[START Exercise material]
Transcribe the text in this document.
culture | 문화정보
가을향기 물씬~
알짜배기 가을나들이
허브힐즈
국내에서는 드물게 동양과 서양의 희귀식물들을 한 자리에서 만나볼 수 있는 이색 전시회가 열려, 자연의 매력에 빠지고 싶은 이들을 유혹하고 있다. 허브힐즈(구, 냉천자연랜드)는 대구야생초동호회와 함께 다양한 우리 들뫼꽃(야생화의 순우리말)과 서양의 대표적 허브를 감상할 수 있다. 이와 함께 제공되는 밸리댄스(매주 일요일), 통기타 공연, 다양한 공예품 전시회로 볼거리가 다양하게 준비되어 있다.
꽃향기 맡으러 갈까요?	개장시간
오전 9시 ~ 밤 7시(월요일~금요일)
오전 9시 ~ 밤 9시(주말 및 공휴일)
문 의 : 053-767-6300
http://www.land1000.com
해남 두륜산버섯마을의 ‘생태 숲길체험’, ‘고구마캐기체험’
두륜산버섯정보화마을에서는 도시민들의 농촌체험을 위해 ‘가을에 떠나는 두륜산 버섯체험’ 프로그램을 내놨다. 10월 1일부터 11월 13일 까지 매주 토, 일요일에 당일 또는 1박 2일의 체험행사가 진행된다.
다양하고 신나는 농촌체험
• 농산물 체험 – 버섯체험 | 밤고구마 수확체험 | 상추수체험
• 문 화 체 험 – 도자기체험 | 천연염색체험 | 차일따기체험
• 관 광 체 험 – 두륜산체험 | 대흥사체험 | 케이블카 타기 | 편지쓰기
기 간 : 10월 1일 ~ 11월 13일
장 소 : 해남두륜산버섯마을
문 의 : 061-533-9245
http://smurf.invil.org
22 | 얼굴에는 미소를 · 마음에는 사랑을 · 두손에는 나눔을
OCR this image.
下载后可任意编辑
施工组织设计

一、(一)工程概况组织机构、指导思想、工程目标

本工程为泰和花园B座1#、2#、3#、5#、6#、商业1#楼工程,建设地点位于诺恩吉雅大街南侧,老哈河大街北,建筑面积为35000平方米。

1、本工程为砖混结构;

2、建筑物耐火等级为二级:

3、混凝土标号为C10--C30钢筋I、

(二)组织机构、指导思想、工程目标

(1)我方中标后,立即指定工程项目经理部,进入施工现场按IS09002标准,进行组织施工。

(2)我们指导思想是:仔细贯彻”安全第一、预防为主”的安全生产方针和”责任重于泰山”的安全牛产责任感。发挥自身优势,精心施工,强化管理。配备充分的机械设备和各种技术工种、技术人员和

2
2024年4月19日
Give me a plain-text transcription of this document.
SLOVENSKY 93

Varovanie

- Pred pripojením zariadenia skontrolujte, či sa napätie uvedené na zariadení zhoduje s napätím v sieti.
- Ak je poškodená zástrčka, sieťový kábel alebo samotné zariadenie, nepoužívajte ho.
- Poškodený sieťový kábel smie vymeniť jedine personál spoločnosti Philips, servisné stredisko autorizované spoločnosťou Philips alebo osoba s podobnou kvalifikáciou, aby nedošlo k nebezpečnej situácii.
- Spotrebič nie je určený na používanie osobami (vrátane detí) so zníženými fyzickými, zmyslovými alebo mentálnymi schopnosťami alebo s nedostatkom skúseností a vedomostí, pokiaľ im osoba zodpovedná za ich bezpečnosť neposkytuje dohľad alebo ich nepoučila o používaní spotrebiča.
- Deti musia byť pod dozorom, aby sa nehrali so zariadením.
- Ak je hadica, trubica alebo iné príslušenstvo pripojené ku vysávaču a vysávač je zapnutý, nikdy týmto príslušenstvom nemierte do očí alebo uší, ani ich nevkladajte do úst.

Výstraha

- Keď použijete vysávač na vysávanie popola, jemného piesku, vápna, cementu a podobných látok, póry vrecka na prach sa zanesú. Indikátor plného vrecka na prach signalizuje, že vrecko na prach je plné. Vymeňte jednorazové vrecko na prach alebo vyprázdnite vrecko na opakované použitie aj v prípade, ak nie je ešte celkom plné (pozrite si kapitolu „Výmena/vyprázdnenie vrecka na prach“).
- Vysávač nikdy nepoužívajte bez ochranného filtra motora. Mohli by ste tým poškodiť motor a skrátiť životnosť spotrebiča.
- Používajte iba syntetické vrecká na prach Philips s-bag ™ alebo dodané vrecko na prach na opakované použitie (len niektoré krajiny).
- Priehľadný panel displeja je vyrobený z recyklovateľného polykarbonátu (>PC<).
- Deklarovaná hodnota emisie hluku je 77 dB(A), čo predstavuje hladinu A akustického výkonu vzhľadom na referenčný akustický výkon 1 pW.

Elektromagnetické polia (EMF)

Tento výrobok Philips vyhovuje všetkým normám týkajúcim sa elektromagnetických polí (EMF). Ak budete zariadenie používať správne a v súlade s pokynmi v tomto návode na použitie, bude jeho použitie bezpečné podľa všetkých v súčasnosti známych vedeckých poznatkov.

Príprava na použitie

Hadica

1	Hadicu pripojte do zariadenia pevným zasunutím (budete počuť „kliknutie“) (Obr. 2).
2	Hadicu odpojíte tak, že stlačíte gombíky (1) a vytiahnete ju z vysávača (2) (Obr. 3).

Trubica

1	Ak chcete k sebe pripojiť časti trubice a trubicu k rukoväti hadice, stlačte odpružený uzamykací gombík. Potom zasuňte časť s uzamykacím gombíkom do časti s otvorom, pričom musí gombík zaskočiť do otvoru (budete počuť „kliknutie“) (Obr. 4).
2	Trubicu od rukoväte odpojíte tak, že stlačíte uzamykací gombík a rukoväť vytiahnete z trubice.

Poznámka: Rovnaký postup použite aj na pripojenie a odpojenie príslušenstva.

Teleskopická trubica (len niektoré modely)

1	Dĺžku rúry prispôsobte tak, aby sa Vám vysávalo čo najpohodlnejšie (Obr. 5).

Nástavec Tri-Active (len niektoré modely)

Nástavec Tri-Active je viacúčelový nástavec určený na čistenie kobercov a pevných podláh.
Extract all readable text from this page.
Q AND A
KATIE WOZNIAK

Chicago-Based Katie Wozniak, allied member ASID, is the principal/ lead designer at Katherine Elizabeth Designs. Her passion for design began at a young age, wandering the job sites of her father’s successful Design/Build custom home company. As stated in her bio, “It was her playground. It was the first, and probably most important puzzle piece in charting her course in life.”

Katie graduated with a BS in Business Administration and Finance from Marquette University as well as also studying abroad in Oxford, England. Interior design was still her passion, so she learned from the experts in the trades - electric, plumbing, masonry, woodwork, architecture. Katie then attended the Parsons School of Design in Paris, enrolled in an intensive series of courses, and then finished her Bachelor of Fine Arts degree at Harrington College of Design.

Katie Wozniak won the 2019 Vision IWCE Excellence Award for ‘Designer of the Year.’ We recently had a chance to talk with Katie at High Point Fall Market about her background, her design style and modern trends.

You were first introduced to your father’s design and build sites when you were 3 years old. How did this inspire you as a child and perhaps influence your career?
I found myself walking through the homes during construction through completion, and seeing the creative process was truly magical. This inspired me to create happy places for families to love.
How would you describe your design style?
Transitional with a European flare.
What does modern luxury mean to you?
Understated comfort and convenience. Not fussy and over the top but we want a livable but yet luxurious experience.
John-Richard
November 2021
[END Exercise material]
What is needed
Copy every line verbatim.

Response for this exercise
Transcribe the text in this document.
culture | 문화정보
가을향기 물씬~
알짜배기 가을나들이
허브힐즈
국내에서는 드물게 동양과 서양의 희귀식물들을 한 자리에서 만나볼 수 있는 이색 전시회가 열려, 자연의 매력에 빠지고 싶은 이들을 유혹하고 있다. 허브힐즈(구, 냉천자연랜드)는 대구야생초동호회와 함께 다양한 우리 들뫼꽃(야생화의 순우리말)과 서양의 대표적 허브를 감상할 수 있다. 이와 함께 제공되는 밸리댄스(매주 일요일), 통기타 공연, 다양한 공예품 전시회로 볼거리가 다양하게 준비되어 있다.
꽃향기 맡으러 갈까요?	개장시간
오전 9시 ~ 밤 7시(월요일~금요일)
오전 9시 ~ 밤 9시(주말 및 공휴일)
문 의 : 053-767-6300
http://www.land1000.com
해남 두륜산버섯마을의 ‘생태 숲길체험’, ‘고구마캐기체험’
두륜산버섯정보화마을에서는 도시민들의 농촌체험을 위해 ‘가을에 떠나는 두륜산 버섯체험’ 프로그램을 내놨다. 10월 1일부터 11월 13일 까지 매주 토, 일요일에 당일 또는 1박 2일의 체험행사가 진행된다.
다양하고 신나는 농촌체험
• 농산물 체험 – 버섯체험 | 밤고구마 수확체험 | 상추수체험
• 문 화 체 험 – 도자기체험 | 천연염색체험 | 차일따기체험
• 관 광 체 험 – 두륜산체험 | 대흥사체험 | 케이블카 타기 | 편지쓰기
기 간 : 10월 1일 ~ 11월 13일
장 소 : 해남두륜산버섯마을
문 의 : 061-533-9245
http://smurf.invil.org
22 | 얼굴에는 미소를 · 마음에는 사랑을 · 두손에는 나눔을
OCR this image.
下载后可任意编辑
施工组织设计

一、(一)工程概况组织机构、指导思想、工程目标

本工程为泰和花园B座1#、2#、3#、5#、6#、商业1#楼工程,建设地点位于诺恩吉雅大街南侧,老哈河大街北,建筑面积为35000平方米。

1、本工程为砖混结构;

2、建筑物耐火等级为二级:

3、混凝土标号为C10--C30钢筋I、

(二)组织机构、指导思想、工程目标

(1)我方中标后,立即指定工程项目经理部,进入施工现场按IS09002标准,进行组织施工。

(2)我们指导思想是:仔细贯彻”安全第一、预防为主”的安全生产方针和”责任重于泰山”的安全牛产责任感。发挥自身优势,精心施工,强化管理。配备充分的机械设备和各种技术工种、技术人员和

2
2024年4月19日
Give me a plain-text transcription of this document.
SLOVENSKY 93

Varovanie

- Pred pripojením zariadenia skontrolujte, či sa napätie uvedené na zariadení zhoduje s napätím v sieti.
- Ak je poškodená zástrčka, sieťový kábel alebo samotné zariadenie, nepoužívajte ho.
- Poškodený sieťový kábel smie vymeniť jedine personál spoločnosti Philips, servisné stredisko autorizované spoločnosťou Philips alebo osoba s podobnou kvalifikáciou, aby nedošlo k nebezpečnej situácii.
- Spotrebič nie je určený na používanie osobami (vrátane detí) so zníženými fyzickými, zmyslovými alebo mentálnymi schopnosťami alebo s nedostatkom skúseností a vedomostí, pokiaľ im osoba zodpovedná za ich bezpečnosť neposkytuje dohľad alebo ich nepoučila o používaní spotrebiča.
- Deti musia byť pod dozorom, aby sa nehrali so zariadením.
- Ak je hadica, trubica alebo iné príslušenstvo pripojené ku vysávaču a vysávač je zapnutý, nikdy týmto príslušenstvom nemierte do očí alebo uší, ani ich nevkladajte do úst.

Výstraha

- Keď použijete vysávač na vysávanie popola, jemného piesku, vápna, cementu a podobných látok, póry vrecka na prach sa zanesú. Indikátor plného vrecka na prach signalizuje, že vrecko na prach je plné. Vymeňte jednorazové vrecko na prach alebo vyprázdnite vrecko na opakované použitie aj v prípade, ak nie je ešte celkom plné (pozrite si kapitolu „Výmena/vyprázdnenie vrecka na prach“).
- Vysávač nikdy nepoužívajte bez ochranného filtra motora. Mohli by ste tým poškodiť motor a skrátiť životnosť spotrebiča.
- Používajte iba syntetické vrecká na prach Philips s-bag ™ alebo dodané vrecko na prach na opakované použitie (len niektoré krajiny).
- Priehľadný panel displeja je vyrobený z recyklovateľného polykarbonátu (>PC<).
- Deklarovaná hodnota emisie hluku je 77 dB(A), čo predstavuje hladinu A akustického výkonu vzhľadom na referenčný akustický výkon 1 pW.

Elektromagnetické polia (EMF)

Tento výrobok Philips vyhovuje všetkým normám týkajúcim sa elektromagnetických polí (EMF). Ak budete zariadenie používať správne a v súlade s pokynmi v tomto návode na použitie, bude jeho použitie bezpečné podľa všetkých v súčasnosti známych vedeckých poznatkov.

Príprava na použitie

Hadica

1	Hadicu pripojte do zariadenia pevným zasunutím (budete počuť „kliknutie“) (Obr. 2).
2	Hadicu odpojíte tak, že stlačíte gombíky (1) a vytiahnete ju z vysávača (2) (Obr. 3).

Trubica

1	Ak chcete k sebe pripojiť časti trubice a trubicu k rukoväti hadice, stlačte odpružený uzamykací gombík. Potom zasuňte časť s uzamykacím gombíkom do časti s otvorom, pričom musí gombík zaskočiť do otvoru (budete počuť „kliknutie“) (Obr. 4).
2	Trubicu od rukoväte odpojíte tak, že stlačíte uzamykací gombík a rukoväť vytiahnete z trubice.

Poznámka: Rovnaký postup použite aj na pripojenie a odpojenie príslušenstva.

Teleskopická trubica (len niektoré modely)

1	Dĺžku rúry prispôsobte tak, aby sa Vám vysávalo čo najpohodlnejšie (Obr. 5).

Nástavec Tri-Active (len niektoré modely)

Nástavec Tri-Active je viacúčelový nástavec určený na čistenie kobercov a pevných podláh.
Extract all readable text from this page.
Q AND A
KATIE WOZNIAK

Chicago-Based Katie Wozniak, allied member ASID, is the principal/ lead designer at Katherine Elizabeth Designs. Her passion for design began at a young age, wandering the job sites of her father’s successful Design/Build custom home company. As stated in her bio, “It was her playground. It was the first, and probably most important puzzle piece in charting her course in life.”

Katie graduated with a BS in Business Administration and Finance from Marquette University as well as also studying abroad in Oxford, England. Interior design was still her passion, so she learned from the experts in the trades - electric, plumbing, masonry, woodwork, architecture. Katie then attended the Parsons School of Design in Paris, enrolled in an intensive series of courses, and then finished her Bachelor of Fine Arts degree at Harrington College of Design.

Katie Wozniak won the 2019 Vision IWCE Excellence Award for ‘Designer of the Year.’ We recently had a chance to talk with Katie at High Point Fall Market about her background, her design style and modern trends.

You were first introduced to your father’s design and build sites when you were 3 years old. How did this inspire you as a child and perhaps influence your career?
I found myself walking through the homes during construction through completion, and seeing the creative process was truly magical. This inspired me to create happy places for families to love.
How would you describe your design style?
Transitional with a European flare.
What does modern luxury mean to you?
Understated comfort and convenience. Not fussy and over the top but we want a livable but yet luxurious experience.
John-Richard
November 2021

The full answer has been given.